* What is required:
Please translate this sentence from the text on college drinking into Spanish: "Many things that used to be confined to private settings have been brought out into the open."

*** Opening Reading text ***

Yep, those who aren't in college have to report at work at 7:30am rather than sleeping in until that 10:00am sociology class. Nine-hour workdays can really put a cramp on the partying schedule.Young adults in general have higher abuse rates, so a higher rate for college students is to be expected. But other research indicates that college students drink more than high school peers who don't go to college, said Henry Wechsler of the Harvard School of Public Health, who published similar findings in 2002.
So, college students at a frat party drink differently than the middle-aged married couple having wine with dinner?"The percentage of kids who drink and binge drink is essentially the same between 1993 and 2005, but the intensity of the drinking has dramatically changed," Califano said. "There's an intensity to the consumption we see here that we don't see in the general population."
Many things that used to be confined to private settings have been brought out into the open. That doesn't mean that they're happening more often."It's getting more intense," she said. "Drinking games that were happening in private parties or houses or bonfires 10 years ago are now happening in public venues. That to me reflects a sort of larger acceptance of extreme drinking."
Does he exaggerate much?"If it keeps going, we're going to destroy our best and brightest."
I don't mean to trivialize the substance abuse problems that some face every day. That's not a joking matter. Rather, my jabs are directed at those who try to convince us that this college drinking thing is somehow worse than ever and that a generation is going to be lost if we don't pull those Bud Light commercials from the Final Four broadcasts.
At least they're going to college. 40 years ago we just did drugs, drank, and protested at colleges.
"In my day you had musicians who experimented with drugs. Now it's druggies experimenting with music" - Alfred G Clark (circa 1972)

*** Closing Reading text ***
*** Opening Dataset extract ***

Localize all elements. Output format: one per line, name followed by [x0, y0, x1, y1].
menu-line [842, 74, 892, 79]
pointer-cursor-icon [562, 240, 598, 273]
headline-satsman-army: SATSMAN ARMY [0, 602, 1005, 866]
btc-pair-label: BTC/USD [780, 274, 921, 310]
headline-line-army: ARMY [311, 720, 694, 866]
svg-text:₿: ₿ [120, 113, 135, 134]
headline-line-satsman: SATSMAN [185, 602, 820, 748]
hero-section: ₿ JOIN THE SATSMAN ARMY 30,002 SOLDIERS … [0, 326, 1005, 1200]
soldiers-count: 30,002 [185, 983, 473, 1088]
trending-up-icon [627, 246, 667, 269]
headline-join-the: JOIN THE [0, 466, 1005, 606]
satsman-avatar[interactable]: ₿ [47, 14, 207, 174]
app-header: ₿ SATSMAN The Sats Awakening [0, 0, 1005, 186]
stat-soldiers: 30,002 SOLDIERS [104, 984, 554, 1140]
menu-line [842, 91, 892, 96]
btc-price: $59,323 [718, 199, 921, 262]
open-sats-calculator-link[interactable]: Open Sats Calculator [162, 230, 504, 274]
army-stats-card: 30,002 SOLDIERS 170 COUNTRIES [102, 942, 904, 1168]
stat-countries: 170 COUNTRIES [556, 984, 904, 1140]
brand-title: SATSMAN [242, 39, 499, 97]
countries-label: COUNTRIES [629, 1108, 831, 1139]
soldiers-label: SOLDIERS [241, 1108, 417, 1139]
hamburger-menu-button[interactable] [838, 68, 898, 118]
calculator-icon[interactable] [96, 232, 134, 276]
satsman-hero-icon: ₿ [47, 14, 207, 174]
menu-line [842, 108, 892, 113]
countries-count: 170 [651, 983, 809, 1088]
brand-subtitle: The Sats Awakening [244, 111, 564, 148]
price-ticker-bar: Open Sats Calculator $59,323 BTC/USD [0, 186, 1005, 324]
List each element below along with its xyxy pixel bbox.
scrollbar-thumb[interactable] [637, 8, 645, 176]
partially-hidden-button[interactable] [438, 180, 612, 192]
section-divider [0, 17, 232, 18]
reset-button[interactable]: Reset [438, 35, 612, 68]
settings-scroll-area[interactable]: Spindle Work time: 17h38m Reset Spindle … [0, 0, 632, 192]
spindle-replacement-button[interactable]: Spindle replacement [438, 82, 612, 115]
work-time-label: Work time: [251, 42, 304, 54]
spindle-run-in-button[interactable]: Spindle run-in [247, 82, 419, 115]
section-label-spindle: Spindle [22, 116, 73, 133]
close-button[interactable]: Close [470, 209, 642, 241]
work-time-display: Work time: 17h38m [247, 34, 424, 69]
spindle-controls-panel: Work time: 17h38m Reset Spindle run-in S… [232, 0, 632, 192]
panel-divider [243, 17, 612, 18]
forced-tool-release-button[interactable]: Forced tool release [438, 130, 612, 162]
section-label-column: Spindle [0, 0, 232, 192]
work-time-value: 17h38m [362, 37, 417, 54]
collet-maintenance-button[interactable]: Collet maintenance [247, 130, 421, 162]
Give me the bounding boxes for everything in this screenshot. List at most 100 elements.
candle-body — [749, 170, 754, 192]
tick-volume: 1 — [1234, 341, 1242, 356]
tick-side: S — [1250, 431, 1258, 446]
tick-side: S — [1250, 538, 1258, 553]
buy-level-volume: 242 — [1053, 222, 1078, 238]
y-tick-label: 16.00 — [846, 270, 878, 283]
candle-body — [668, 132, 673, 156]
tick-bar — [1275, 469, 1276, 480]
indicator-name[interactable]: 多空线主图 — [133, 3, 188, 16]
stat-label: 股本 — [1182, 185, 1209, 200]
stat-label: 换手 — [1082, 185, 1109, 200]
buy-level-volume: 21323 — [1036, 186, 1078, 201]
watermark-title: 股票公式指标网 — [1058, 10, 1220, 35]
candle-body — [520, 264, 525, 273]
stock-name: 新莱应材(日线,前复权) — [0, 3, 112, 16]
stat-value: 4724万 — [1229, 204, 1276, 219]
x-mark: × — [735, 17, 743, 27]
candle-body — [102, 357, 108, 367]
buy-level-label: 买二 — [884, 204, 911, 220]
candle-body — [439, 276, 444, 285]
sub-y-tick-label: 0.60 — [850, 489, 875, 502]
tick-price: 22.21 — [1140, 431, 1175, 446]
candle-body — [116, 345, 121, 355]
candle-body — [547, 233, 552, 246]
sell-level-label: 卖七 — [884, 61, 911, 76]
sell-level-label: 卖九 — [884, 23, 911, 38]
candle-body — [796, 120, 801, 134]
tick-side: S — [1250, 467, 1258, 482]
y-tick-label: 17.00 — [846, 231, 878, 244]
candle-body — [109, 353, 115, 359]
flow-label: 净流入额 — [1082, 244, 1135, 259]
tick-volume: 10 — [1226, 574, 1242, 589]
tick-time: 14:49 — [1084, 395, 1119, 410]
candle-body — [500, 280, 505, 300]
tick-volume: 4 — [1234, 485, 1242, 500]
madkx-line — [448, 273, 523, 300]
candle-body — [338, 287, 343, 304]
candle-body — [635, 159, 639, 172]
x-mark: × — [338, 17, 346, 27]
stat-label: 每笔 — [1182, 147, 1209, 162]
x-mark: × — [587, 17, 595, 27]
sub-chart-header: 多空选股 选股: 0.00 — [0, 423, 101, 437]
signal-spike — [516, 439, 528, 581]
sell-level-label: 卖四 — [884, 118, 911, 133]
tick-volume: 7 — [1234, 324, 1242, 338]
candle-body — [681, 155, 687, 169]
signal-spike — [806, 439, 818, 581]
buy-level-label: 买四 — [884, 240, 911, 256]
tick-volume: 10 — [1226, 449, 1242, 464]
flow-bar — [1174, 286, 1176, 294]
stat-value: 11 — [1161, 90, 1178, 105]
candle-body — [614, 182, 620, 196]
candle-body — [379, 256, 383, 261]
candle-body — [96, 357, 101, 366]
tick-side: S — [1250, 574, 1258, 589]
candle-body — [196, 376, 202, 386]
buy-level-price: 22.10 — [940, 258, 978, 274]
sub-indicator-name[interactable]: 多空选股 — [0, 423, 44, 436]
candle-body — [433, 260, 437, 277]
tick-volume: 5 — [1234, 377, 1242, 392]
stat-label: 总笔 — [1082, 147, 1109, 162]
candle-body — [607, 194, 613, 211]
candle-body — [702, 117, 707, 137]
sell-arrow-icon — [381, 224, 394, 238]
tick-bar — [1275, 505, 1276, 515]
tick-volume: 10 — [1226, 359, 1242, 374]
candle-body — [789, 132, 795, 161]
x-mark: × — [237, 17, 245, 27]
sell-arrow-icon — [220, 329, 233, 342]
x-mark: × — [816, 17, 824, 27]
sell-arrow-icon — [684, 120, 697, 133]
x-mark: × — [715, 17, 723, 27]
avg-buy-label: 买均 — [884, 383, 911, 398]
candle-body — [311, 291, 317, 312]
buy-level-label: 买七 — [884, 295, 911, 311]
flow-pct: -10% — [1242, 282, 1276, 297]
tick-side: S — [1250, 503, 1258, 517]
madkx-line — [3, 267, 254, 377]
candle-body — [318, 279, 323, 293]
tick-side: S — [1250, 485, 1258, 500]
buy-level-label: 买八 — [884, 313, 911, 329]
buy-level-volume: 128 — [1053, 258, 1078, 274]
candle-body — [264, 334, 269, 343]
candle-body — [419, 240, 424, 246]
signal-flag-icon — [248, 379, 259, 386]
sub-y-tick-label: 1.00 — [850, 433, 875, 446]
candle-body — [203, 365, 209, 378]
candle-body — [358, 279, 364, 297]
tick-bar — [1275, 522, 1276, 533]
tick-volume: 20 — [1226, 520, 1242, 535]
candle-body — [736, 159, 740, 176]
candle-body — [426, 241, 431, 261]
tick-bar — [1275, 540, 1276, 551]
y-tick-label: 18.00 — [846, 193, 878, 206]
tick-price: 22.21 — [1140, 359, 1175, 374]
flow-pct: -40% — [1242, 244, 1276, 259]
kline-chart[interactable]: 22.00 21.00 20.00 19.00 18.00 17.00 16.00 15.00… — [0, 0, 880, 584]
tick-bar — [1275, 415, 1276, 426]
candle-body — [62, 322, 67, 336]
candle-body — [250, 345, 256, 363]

*** Closing Dataset extract ***

* Answer:
Muchas cosas que antes se limitaban a los ámbitos privados se han sacado a la luz pública.